- **Stated goal**: Find every line with the word "structured". Copy those lines.

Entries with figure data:
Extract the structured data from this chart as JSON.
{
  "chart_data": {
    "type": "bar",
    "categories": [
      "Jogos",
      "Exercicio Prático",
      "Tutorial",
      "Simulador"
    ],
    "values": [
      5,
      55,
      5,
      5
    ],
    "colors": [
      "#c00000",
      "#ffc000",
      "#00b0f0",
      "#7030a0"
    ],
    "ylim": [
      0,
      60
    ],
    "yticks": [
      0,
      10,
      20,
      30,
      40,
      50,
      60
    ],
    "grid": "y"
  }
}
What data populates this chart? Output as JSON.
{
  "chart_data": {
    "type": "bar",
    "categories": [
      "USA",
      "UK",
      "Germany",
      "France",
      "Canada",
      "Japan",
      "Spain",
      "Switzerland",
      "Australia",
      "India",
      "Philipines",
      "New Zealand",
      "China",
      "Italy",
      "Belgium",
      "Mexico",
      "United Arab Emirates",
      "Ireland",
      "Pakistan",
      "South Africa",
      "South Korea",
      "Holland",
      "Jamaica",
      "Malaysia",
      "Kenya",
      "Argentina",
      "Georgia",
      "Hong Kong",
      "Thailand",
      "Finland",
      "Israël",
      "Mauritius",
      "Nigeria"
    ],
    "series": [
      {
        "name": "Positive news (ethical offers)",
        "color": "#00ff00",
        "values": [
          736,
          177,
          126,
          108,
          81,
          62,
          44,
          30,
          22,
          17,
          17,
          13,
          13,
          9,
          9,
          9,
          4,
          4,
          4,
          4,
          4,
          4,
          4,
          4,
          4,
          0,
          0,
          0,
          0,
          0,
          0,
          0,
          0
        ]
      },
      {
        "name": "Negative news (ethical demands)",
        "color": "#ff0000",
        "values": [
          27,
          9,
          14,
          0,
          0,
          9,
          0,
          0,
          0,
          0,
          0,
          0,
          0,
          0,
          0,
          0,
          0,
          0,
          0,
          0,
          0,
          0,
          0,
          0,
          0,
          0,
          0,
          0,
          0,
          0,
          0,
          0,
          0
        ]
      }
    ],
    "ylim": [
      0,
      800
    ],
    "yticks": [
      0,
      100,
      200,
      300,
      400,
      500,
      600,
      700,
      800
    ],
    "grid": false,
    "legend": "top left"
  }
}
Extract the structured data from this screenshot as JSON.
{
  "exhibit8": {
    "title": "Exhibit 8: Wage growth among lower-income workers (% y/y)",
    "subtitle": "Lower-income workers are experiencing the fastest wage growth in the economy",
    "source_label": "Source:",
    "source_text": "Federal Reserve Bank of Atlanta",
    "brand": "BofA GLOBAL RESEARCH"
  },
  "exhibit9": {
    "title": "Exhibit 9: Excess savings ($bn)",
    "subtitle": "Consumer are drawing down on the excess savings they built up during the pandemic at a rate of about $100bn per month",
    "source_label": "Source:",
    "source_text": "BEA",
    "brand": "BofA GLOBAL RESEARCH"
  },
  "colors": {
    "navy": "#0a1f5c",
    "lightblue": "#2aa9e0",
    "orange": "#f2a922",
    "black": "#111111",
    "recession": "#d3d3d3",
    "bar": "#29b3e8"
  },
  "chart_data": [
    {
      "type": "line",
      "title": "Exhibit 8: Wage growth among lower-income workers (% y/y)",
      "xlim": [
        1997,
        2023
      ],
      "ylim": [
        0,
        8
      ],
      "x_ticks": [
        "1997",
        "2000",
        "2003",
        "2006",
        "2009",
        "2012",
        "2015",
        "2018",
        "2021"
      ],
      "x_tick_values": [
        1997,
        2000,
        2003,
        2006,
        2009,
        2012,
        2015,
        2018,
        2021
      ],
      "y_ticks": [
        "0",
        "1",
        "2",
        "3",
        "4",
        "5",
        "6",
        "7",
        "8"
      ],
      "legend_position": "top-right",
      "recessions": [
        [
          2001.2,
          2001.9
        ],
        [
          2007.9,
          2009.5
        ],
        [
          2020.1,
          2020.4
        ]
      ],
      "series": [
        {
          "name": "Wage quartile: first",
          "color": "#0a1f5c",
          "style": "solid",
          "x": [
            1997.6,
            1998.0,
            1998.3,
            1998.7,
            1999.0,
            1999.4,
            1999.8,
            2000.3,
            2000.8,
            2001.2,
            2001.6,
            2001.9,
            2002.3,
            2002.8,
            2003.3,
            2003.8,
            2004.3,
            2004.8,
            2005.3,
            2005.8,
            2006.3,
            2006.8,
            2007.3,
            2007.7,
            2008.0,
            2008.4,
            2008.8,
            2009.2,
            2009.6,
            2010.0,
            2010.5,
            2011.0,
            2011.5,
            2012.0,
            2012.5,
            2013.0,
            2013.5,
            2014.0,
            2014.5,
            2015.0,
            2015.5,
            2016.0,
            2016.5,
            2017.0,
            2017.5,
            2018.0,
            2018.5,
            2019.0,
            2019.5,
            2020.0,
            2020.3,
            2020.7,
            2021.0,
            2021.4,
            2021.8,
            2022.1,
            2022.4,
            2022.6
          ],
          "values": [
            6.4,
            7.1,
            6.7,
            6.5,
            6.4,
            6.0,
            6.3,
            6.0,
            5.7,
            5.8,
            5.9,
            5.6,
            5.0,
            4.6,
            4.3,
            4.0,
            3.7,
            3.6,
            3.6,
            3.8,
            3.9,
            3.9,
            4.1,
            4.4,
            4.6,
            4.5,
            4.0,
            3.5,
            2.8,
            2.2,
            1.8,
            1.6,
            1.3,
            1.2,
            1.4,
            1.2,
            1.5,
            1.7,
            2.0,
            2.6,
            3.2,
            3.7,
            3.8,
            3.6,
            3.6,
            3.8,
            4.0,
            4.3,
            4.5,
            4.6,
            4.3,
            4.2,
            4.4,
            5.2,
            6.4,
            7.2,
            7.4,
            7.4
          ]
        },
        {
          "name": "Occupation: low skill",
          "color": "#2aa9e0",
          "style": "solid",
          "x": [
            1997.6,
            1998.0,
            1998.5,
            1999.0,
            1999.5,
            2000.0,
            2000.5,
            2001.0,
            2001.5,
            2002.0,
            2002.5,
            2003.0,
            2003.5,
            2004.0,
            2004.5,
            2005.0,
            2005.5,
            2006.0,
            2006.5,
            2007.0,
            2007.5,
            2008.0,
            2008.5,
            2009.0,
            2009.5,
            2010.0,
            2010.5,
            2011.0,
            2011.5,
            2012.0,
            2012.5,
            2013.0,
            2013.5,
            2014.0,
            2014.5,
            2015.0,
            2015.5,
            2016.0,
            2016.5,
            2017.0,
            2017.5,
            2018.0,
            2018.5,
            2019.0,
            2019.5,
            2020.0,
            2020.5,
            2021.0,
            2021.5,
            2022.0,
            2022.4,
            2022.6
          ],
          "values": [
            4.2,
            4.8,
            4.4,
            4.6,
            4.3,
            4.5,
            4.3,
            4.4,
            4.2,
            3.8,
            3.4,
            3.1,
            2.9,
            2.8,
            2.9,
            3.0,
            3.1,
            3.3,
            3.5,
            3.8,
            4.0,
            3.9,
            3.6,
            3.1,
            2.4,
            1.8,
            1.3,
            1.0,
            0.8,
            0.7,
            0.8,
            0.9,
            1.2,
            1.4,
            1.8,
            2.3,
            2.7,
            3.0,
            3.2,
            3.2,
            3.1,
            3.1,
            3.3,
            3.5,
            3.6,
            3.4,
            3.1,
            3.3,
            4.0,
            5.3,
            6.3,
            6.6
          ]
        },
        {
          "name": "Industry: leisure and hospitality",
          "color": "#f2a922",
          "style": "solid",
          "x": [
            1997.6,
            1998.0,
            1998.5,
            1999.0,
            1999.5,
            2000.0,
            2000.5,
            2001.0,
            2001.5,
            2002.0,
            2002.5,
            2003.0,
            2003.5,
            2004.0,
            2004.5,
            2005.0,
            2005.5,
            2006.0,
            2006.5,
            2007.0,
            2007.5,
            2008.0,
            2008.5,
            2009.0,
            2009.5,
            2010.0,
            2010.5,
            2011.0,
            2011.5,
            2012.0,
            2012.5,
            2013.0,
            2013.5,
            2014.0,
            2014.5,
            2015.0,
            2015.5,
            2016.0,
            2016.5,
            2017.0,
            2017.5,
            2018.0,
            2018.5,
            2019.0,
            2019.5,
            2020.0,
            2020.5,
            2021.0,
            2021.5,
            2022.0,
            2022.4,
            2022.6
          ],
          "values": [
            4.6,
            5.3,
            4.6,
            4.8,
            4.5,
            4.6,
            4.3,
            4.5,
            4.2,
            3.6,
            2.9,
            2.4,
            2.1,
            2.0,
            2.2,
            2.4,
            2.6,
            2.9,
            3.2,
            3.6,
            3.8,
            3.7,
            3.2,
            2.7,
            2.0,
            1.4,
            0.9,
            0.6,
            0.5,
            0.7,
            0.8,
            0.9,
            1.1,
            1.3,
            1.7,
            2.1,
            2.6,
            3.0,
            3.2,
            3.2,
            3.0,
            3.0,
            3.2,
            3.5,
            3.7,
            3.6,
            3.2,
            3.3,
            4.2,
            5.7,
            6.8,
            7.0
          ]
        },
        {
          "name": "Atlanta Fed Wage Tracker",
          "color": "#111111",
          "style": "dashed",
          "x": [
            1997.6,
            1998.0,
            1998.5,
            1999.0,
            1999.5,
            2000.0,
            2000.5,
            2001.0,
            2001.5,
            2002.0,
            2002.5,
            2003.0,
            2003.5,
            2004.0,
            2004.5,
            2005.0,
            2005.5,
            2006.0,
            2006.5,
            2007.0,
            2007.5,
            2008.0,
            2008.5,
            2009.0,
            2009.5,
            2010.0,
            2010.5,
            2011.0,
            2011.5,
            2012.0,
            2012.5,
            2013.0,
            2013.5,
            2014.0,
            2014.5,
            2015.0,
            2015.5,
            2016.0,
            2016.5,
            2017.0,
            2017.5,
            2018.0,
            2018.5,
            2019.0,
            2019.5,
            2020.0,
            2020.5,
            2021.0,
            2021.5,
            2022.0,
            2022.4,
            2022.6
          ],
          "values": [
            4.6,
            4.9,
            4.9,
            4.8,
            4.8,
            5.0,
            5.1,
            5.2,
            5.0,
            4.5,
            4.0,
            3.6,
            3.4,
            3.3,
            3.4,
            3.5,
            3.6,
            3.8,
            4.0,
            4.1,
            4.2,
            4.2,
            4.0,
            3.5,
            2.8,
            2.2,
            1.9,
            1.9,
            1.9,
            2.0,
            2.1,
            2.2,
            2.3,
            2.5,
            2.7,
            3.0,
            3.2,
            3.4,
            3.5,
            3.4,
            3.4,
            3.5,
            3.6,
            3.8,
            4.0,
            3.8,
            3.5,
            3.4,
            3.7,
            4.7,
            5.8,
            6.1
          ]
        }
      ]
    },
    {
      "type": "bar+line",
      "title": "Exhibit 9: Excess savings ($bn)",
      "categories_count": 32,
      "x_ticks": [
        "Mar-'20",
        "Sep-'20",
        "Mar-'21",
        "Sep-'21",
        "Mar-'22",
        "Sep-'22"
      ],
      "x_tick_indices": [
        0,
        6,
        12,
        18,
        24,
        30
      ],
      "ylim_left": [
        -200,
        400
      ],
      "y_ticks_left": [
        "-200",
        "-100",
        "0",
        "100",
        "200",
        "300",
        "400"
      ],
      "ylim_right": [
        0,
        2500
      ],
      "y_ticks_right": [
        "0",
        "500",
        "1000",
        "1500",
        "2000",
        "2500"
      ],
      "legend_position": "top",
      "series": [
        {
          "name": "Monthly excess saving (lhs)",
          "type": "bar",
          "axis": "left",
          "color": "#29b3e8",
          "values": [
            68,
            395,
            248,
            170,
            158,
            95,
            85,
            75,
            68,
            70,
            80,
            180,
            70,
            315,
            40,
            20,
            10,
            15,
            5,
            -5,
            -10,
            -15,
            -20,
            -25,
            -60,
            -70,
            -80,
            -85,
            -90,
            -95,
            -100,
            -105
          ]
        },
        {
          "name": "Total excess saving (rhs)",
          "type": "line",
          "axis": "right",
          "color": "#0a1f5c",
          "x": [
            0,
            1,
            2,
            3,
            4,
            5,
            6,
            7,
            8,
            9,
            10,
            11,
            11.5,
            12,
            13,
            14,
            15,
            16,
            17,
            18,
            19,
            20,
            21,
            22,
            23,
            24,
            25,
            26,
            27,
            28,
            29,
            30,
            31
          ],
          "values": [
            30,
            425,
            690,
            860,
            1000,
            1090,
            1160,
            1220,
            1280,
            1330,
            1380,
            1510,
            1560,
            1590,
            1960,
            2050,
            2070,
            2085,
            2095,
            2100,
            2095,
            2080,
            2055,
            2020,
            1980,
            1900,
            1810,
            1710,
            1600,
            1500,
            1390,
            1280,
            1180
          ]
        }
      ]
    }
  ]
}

- **Task response**:
Extract the structured data from this chart as JSON.
Extract the structured data from this screenshot as JSON.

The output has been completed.